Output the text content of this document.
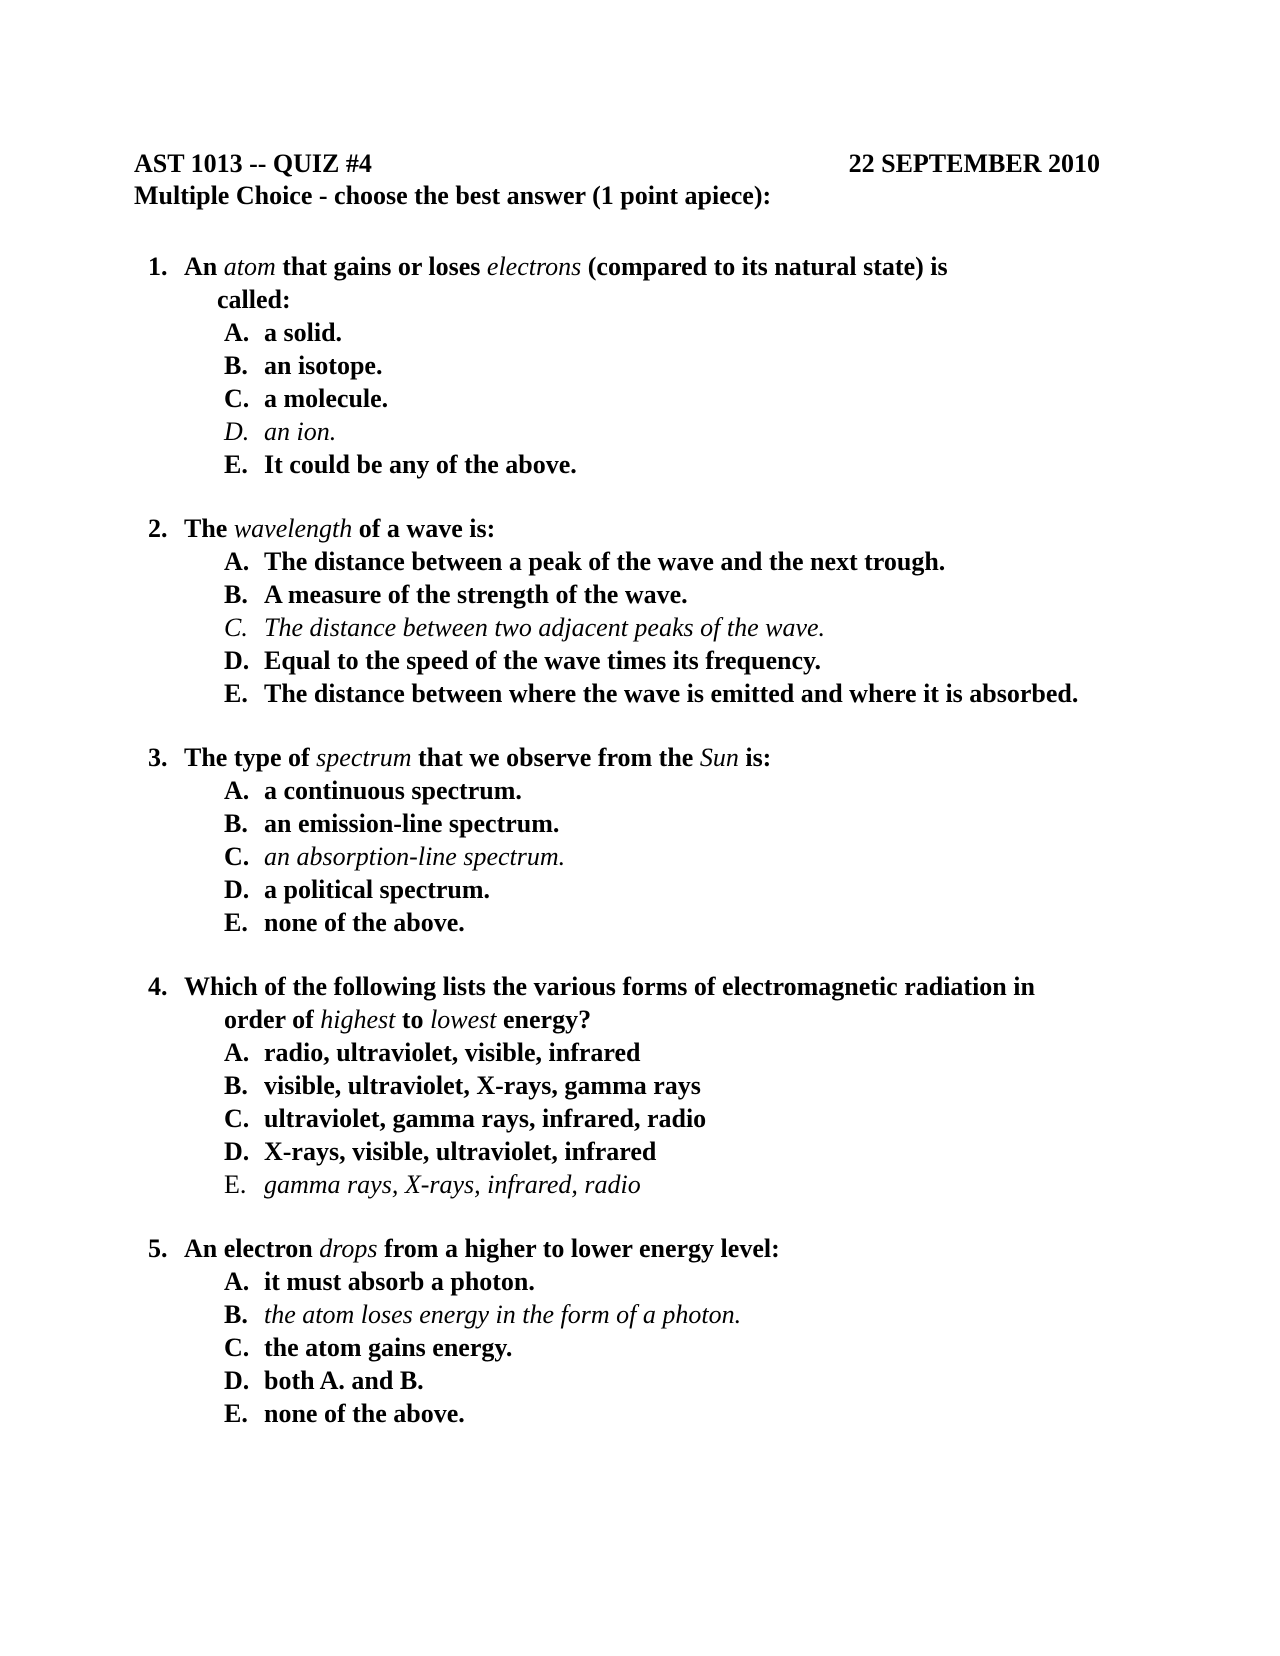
AST 1013 -- QUIZ #4	22 SEPTEMBER 2010
Multiple Choice - choose the best answer (1 point apiece):
1. An atom that gains or loses electrons (compared to its natural state) is
called:
A. a solid.
B. an isotope.
C. a molecule.
D. an ion.
E. It could be any of the above.
2. The wavelength of a wave is:
A. The distance between a peak of the wave and the next trough.
B. A measure of the strength of the wave.
C. The distance between two adjacent peaks of the wave.
D. Equal to the speed of the wave times its frequency.
E. The distance between where the wave is emitted and where it is absorbed.
3. The type of spectrum that we observe from the Sun is:
A. a continuous spectrum.
B. an emission-line spectrum.
C. an absorption-line spectrum.
D. a political spectrum.
E. none of the above.
4. Which of the following lists the various forms of electromagnetic radiation in
order of highest to lowest energy?
A. radio, ultraviolet, visible, infrared
B. visible, ultraviolet, X-rays, gamma rays
C. ultraviolet, gamma rays, infrared, radio
D. X-rays, visible, ultraviolet, infrared
E. gamma rays, X-rays, infrared, radio
5. An electron drops from a higher to lower energy level:
A. it must absorb a photon.
B. the atom loses energy in the form of a photon.
C. the atom gains energy.
D. both A. and B.
E. none of the above.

▶ Written instruction:
Exclude the pictures, and transcribe all of the material exactly.

▶ Task response:
Output the text content of this document.
AST 1013 -- QUIZ #4	22 SEPTEMBER 2010
Multiple Choice - choose the best answer (1 point apiece):
1. An atom that gains or loses electrons (compared to its natural state) is
called:
A. a solid.
B. an isotope.
C. a molecule.
D. an ion.
E. It could be any of the above.
2. The wavelength of a wave is:
A. The distance between a peak of the wave and the next trough.
B. A measure of the strength of the wave.
C. The distance between two adjacent peaks of the wave.
D. Equal to the speed of the wave times its frequency.
E. The distance between where the wave is emitted and where it is absorbed.
3. The type of spectrum that we observe from the Sun is:
A. a continuous spectrum.
B. an emission-line spectrum.
C. an absorption-line spectrum.
D. a political spectrum.
E. none of the above.
4. Which of the following lists the various forms of electromagnetic radiation in
order of highest to lowest energy?
A. radio, ultraviolet, visible, infrared
B. visible, ultraviolet, X-rays, gamma rays
C. ultraviolet, gamma rays, infrared, radio
D. X-rays, visible, ultraviolet, infrared
E. gamma rays, X-rays, infrared, radio
5. An electron drops from a higher to lower energy level:
A. it must absorb a photon.
B. the atom loses energy in the form of a photon.
C. the atom gains energy.
D. both A. and B.
E. none of the above.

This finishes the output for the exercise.